PASSAGE TO READ:
[start]

Virtio without the "virt"

November 22, 2019

This article was contributed by Stefan Hajnoczi and Michael Tsirkin

When virtio was merged in Linux v2.6.24, its author, Rusty Russell, described the goal as being for "common drivers to be efficiently used across most virtual I/O mechanisms". Today, much progress has been made toward that goal, with virtio supported by multiple hypervisors and guest drivers shipped by many operating systems. But these applications of virtio are implemented in software, whereas Michael Tsirkin's "VirtIO without the Virt" talk at KVM Forum 2019 laid out how to implement virtio in hardware.

Motivation

One might ask why it makes sense to implement virtio devices in hardware. After all, they were originally designed for hypervisors and have been optimized for software rather than hardware implementation. Now that virtio support is widespread, the network effects allow hardware implementations to reuse the guest drivers and infrastructure. The virtio 1.1 specification defines ten device types, among them a network interface, SCSI host bus adapter, and console. Implementing a standards-compliant device interface lets hardware implementers focus on delivering the best device instead of designing a new device interface and writing guest drivers from scratch. Moreover, existing guests will work with the device out of the box, and applications utilizing user-space drivers, such as the DPDK packet processing toolkit, do not need to be relinked with new drivers — this is especially helpful when static linking is utilized.

[end]

WORK REQUIRED: Return the full article on implementing virtio in hardware, reproducing every line without changes.

Element location listings:
[start]

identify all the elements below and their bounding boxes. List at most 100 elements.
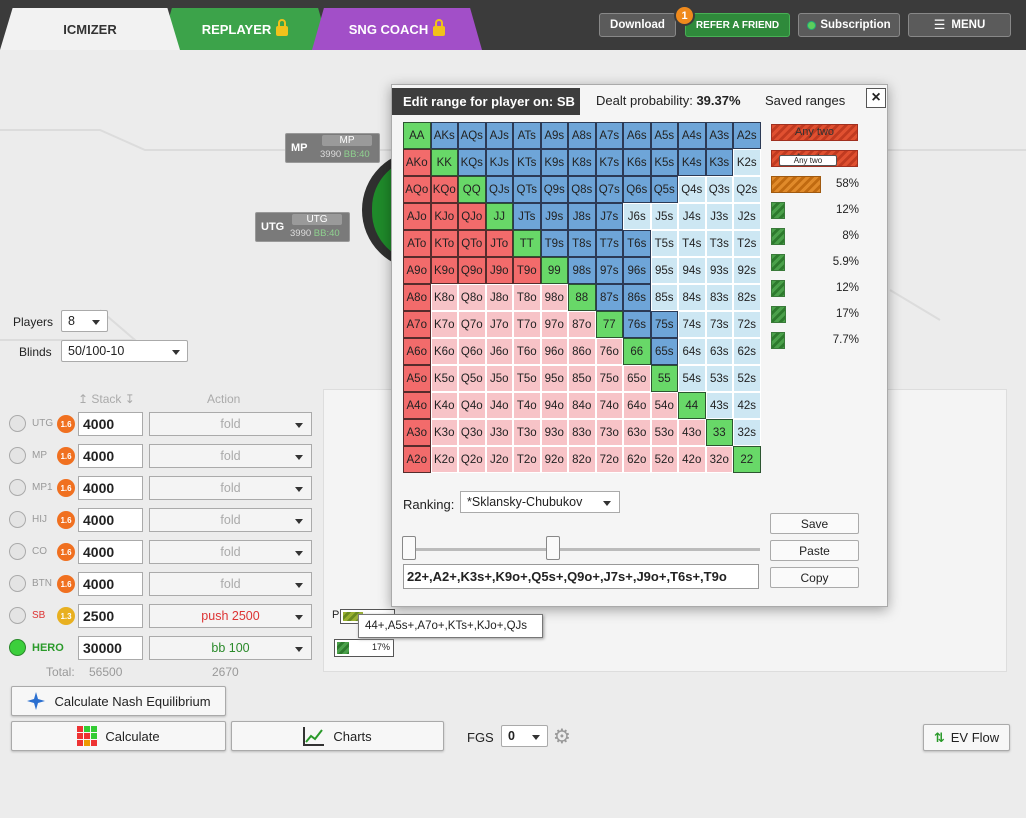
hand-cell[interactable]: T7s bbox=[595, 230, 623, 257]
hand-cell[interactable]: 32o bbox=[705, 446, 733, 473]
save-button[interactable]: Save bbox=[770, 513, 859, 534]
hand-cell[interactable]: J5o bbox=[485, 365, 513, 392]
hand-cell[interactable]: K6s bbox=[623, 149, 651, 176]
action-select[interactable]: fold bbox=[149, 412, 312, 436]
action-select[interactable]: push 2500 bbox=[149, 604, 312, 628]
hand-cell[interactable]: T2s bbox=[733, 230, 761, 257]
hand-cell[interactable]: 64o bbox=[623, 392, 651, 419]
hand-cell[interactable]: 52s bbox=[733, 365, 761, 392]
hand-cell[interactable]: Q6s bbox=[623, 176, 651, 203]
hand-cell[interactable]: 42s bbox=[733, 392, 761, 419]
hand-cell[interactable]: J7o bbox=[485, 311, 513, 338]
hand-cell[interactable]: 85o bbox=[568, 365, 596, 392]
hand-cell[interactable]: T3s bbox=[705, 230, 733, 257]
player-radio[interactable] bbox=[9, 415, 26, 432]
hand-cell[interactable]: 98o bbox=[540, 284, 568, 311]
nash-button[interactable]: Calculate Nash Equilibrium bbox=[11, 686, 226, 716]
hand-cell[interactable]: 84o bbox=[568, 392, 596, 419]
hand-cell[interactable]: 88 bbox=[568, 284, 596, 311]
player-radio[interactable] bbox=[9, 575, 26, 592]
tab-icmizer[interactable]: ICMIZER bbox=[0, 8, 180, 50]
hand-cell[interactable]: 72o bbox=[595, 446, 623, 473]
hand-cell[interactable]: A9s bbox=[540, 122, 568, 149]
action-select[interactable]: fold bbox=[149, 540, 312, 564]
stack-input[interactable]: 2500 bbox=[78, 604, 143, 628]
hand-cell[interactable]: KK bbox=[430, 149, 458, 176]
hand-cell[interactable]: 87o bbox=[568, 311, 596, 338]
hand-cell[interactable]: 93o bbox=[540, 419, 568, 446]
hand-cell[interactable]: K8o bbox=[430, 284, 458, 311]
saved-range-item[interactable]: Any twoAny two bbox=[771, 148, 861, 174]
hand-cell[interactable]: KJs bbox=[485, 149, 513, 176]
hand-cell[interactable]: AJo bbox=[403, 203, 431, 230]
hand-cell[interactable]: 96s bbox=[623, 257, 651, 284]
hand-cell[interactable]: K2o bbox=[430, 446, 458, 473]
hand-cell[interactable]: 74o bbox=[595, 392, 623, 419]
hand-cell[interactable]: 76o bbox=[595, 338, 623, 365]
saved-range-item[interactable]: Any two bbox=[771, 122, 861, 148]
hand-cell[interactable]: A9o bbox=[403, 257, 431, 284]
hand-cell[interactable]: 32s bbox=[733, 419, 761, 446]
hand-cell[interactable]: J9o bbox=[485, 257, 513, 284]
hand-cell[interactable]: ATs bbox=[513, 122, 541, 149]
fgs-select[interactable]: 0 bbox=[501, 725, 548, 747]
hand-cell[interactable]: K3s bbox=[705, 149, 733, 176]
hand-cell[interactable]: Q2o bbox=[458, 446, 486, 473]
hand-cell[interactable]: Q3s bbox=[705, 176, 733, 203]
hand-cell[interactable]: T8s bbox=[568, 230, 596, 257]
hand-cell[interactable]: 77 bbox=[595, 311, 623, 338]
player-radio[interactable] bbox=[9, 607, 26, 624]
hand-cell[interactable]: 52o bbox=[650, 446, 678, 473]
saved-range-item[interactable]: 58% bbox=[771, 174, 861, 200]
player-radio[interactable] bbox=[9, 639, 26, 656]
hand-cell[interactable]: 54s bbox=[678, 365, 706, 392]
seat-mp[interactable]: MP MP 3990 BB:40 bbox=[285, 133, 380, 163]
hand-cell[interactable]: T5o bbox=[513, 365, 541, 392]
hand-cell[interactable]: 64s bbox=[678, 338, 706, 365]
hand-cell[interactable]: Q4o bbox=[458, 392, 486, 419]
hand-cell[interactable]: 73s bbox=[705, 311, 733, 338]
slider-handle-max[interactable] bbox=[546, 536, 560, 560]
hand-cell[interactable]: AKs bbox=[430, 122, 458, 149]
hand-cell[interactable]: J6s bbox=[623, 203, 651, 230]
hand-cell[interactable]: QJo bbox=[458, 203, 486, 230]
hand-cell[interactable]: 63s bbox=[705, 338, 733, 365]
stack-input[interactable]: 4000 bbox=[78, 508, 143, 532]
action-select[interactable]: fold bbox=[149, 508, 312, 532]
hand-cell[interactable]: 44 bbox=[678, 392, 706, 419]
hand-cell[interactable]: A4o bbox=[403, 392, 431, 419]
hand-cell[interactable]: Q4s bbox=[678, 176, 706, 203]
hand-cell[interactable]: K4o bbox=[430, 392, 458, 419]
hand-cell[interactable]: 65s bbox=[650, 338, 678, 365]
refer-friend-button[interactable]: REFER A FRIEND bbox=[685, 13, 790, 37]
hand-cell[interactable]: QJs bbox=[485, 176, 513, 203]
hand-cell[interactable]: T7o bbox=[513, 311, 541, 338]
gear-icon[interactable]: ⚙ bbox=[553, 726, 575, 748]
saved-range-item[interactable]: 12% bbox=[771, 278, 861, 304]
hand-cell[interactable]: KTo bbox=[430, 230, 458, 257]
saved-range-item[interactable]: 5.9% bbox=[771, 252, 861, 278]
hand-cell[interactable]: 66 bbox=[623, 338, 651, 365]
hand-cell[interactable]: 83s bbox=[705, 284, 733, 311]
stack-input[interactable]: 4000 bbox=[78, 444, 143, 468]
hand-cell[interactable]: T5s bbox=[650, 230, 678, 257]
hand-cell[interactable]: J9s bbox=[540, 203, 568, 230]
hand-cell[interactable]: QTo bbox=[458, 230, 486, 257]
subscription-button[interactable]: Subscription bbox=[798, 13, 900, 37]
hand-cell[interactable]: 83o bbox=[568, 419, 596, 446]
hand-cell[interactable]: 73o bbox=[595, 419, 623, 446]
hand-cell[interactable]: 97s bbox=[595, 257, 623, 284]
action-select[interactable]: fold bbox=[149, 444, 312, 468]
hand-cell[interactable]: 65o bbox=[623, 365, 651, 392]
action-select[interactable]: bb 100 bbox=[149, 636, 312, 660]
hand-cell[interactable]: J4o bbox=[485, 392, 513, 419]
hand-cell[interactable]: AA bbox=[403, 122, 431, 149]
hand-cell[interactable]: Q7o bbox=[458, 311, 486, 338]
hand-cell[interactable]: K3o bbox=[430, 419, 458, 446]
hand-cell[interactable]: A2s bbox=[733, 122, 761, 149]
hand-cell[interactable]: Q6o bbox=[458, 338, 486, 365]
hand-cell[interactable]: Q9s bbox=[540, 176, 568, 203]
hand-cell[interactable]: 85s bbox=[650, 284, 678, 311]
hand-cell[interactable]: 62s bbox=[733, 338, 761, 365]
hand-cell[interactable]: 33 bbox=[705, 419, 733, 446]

[end]
[start]

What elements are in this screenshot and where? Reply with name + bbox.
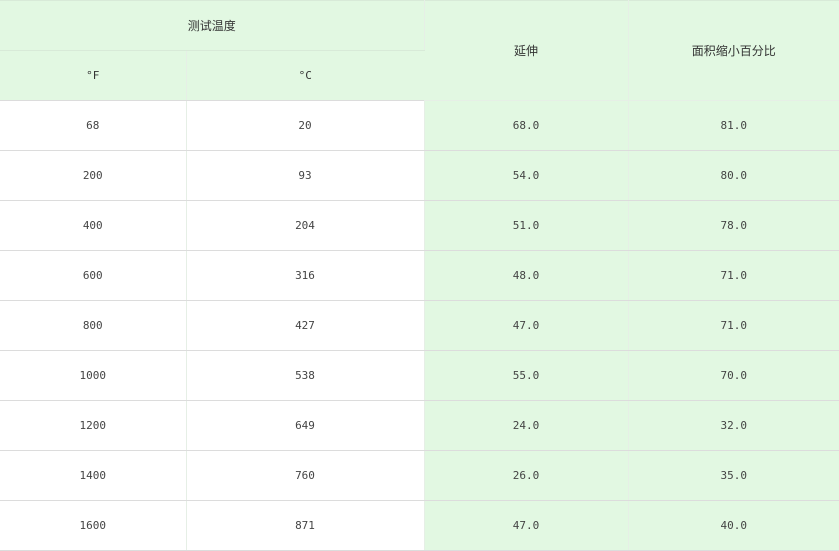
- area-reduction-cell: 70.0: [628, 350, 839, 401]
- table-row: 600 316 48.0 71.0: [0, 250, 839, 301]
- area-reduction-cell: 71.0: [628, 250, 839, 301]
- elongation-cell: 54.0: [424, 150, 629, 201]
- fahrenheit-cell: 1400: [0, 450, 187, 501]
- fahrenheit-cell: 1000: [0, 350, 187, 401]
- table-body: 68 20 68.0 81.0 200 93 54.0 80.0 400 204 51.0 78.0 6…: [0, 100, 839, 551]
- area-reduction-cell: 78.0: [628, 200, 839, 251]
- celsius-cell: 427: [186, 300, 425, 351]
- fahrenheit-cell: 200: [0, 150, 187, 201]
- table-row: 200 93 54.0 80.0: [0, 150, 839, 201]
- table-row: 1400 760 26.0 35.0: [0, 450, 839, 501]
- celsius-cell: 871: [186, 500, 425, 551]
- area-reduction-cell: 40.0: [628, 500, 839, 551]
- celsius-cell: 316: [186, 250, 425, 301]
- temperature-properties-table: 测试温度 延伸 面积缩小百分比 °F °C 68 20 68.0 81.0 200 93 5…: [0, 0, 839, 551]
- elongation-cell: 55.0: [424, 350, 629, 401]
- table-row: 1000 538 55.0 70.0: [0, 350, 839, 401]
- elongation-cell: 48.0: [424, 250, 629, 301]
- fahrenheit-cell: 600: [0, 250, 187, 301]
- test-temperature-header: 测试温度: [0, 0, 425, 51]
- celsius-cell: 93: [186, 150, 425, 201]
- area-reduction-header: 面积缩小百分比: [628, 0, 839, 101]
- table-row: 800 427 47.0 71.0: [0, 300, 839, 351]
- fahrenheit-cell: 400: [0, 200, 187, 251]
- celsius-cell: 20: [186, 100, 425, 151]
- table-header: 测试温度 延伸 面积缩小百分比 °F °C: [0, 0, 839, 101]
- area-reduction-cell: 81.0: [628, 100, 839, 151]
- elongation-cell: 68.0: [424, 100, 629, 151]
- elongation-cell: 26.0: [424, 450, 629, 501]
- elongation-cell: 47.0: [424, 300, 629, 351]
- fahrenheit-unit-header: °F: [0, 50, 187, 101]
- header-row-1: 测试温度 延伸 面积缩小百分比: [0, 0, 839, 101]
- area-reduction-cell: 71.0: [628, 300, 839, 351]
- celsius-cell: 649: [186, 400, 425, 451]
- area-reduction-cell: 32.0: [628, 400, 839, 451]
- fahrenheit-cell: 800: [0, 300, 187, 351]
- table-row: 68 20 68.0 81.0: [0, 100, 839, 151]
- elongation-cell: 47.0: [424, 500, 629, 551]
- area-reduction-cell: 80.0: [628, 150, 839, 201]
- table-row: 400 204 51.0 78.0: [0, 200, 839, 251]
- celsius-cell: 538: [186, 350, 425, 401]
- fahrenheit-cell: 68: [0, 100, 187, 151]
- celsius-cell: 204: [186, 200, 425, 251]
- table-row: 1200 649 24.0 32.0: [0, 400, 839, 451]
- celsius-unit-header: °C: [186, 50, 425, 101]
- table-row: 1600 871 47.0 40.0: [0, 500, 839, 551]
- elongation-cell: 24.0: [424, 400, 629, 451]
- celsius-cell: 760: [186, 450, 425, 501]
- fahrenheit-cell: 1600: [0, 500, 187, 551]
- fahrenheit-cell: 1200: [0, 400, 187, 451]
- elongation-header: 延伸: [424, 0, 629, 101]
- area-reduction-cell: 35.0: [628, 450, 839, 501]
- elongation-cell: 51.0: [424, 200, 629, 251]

[end]

WRITTEN ANSWER:
Virtio without the "virt"

November 22, 2019

This article was contributed by Stefan Hajnoczi and Michael Tsirkin

When virtio was merged in Linux v2.6.24, its author, Rusty Russell, described the goal as being for "common drivers to be efficiently used across most virtual I/O mechanisms". Today, much progress has been made toward that goal, with virtio supported by multiple hypervisors and guest drivers shipped by many operating systems. But these applications of virtio are implemented in software, whereas Michael Tsirkin's "VirtIO without the Virt" talk at KVM Forum 2019 laid out how to implement virtio in hardware.

Motivation

One might ask why it makes sense to implement virtio devices in hardware. After all, they were originally designed for hypervisors and have been optimized for software rather than hardware implementation. Now that virtio support is widespread, the network effects allow hardware implementations to reuse the guest drivers and infrastructure. The virtio 1.1 specification defines ten device types, among them a network interface, SCSI host bus adapter, and console. Implementing a standards-compliant device interface lets hardware implementers focus on delivering the best device instead of designing a new device interface and writing guest drivers from scratch. Moreover, existing guests will work with the device out of the box, and applications utilizing user-space drivers, such as the DPDK packet processing toolkit, do not need to be relinked with new drivers — this is especially helpful when static linking is utilized.